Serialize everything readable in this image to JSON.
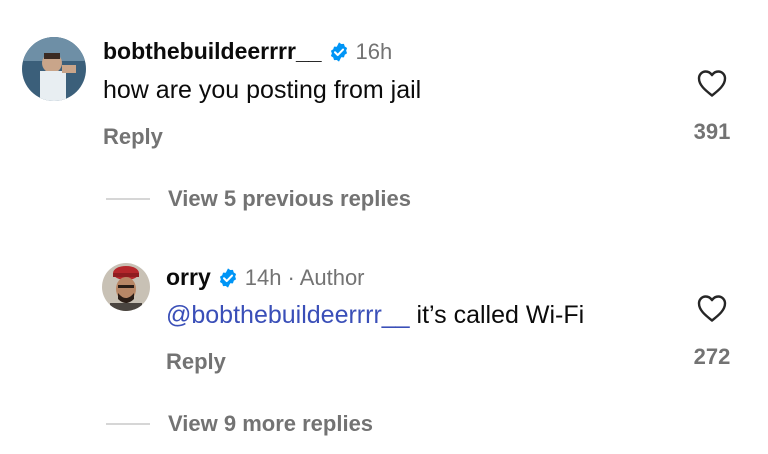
{
  "comments": [
    {
      "username": "bobthebuildeerrrr__",
      "time": "16h",
      "author_label": "",
      "text": "how are you posting from jail",
      "mention": "",
      "reply_label": "Reply",
      "likes": "391"
    },
    {
      "username": "orry",
      "time": "14h",
      "author_label": "· Author",
      "mention": "@bobthebuildeerrrr__",
      "text": " it’s called Wi-Fi",
      "reply_label": "Reply",
      "likes": "272"
    }
  ],
  "view_previous": "View 5 previous replies",
  "view_more": "View 9 more replies",
  "colors": {
    "verified": "#0095f6",
    "secondary_text": "#737373",
    "mention": "#3a4fb8"
  },
  "icons": [
    "verified-badge-icon",
    "heart-icon"
  ]
}
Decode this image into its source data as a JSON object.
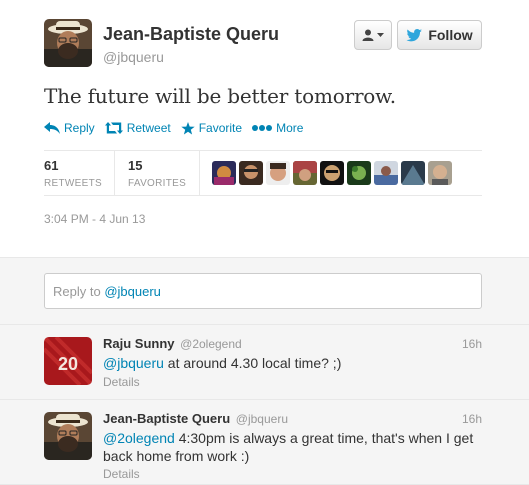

* EXERCISE OBJECTIVE *
Each entry above should be reproduced exactly, with the pictures removed.

* RESPONSE BELOW *
Serialize everything readable in this image to JSON.
{
  "comments": [
    {
      "username": "bobthebuildeerrrr__",
      "time": "16h",
      "author_label": "",
      "text": "how are you posting from jail",
      "mention": "",
      "reply_label": "Reply",
      "likes": "391"
    },
    {
      "username": "orry",
      "time": "14h",
      "author_label": "· Author",
      "mention": "@bobthebuildeerrrr__",
      "text": " it’s called Wi-Fi",
      "reply_label": "Reply",
      "likes": "272"
    }
  ],
  "view_previous": "View 5 previous replies",
  "view_more": "View 9 more replies",
  "colors": {
    "verified": "#0095f6",
    "secondary_text": "#737373",
    "mention": "#3a4fb8"
  },
  "icons": [
    "verified-badge-icon",
    "heart-icon"
  ]
}
Decode this image into its source data as a JSON object.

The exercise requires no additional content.